DATA TO PROCESS
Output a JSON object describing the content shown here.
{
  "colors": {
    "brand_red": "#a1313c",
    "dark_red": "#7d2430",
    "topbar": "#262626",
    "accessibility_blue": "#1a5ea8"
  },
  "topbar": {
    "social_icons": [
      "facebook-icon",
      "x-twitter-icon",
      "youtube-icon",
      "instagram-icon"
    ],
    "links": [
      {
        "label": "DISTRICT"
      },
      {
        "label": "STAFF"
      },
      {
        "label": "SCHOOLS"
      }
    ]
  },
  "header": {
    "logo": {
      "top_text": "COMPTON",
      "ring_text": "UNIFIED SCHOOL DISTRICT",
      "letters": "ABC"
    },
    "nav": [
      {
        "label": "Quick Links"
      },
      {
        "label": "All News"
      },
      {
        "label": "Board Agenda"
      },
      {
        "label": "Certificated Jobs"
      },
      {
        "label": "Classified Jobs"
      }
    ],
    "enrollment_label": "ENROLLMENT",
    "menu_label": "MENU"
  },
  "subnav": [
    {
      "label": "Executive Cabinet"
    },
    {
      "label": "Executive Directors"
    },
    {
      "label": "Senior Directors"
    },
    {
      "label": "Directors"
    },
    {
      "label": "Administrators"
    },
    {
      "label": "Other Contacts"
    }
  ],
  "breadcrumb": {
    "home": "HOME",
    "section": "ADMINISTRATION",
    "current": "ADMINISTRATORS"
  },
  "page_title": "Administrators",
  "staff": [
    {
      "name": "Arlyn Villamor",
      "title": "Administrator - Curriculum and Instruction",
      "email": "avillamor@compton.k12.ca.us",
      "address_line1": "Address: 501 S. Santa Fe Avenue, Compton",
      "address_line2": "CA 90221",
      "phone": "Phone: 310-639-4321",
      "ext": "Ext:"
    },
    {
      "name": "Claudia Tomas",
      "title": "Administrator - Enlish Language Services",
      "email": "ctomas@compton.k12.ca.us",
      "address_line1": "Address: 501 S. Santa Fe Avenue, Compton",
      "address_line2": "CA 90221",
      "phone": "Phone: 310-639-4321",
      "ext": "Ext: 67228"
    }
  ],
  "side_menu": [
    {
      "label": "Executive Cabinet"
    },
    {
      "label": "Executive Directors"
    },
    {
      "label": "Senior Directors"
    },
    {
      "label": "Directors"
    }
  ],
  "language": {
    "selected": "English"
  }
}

WHAT NEEDS TO BE DONE
Your task is to retype all the records above with nothing left out.

CORRECT RESPONSE
Output a JSON object describing the content shown here.
{
  "colors": {
    "brand_red": "#a1313c",
    "dark_red": "#7d2430",
    "topbar": "#262626",
    "accessibility_blue": "#1a5ea8"
  },
  "topbar": {
    "social_icons": [
      "facebook-icon",
      "x-twitter-icon",
      "youtube-icon",
      "instagram-icon"
    ],
    "links": [
      {
        "label": "DISTRICT"
      },
      {
        "label": "STAFF"
      },
      {
        "label": "SCHOOLS"
      }
    ]
  },
  "header": {
    "logo": {
      "top_text": "COMPTON",
      "ring_text": "UNIFIED SCHOOL DISTRICT",
      "letters": "ABC"
    },
    "nav": [
      {
        "label": "Quick Links"
      },
      {
        "label": "All News"
      },
      {
        "label": "Board Agenda"
      },
      {
        "label": "Certificated Jobs"
      },
      {
        "label": "Classified Jobs"
      }
    ],
    "enrollment_label": "ENROLLMENT",
    "menu_label": "MENU"
  },
  "subnav": [
    {
      "label": "Executive Cabinet"
    },
    {
      "label": "Executive Directors"
    },
    {
      "label": "Senior Directors"
    },
    {
      "label": "Directors"
    },
    {
      "label": "Administrators"
    },
    {
      "label": "Other Contacts"
    }
  ],
  "breadcrumb": {
    "home": "HOME",
    "section": "ADMINISTRATION",
    "current": "ADMINISTRATORS"
  },
  "page_title": "Administrators",
  "staff": [
    {
      "name": "Arlyn Villamor",
      "title": "Administrator - Curriculum and Instruction",
      "email": "avillamor@compton.k12.ca.us",
      "address_line1": "Address: 501 S. Santa Fe Avenue, Compton",
      "address_line2": "CA 90221",
      "phone": "Phone: 310-639-4321",
      "ext": "Ext:"
    },
    {
      "name": "Claudia Tomas",
      "title": "Administrator - Enlish Language Services",
      "email": "ctomas@compton.k12.ca.us",
      "address_line1": "Address: 501 S. Santa Fe Avenue, Compton",
      "address_line2": "CA 90221",
      "phone": "Phone: 310-639-4321",
      "ext": "Ext: 67228"
    }
  ],
  "side_menu": [
    {
      "label": "Executive Cabinet"
    },
    {
      "label": "Executive Directors"
    },
    {
      "label": "Senior Directors"
    },
    {
      "label": "Directors"
    }
  ],
  "language": {
    "selected": "English"
  }
}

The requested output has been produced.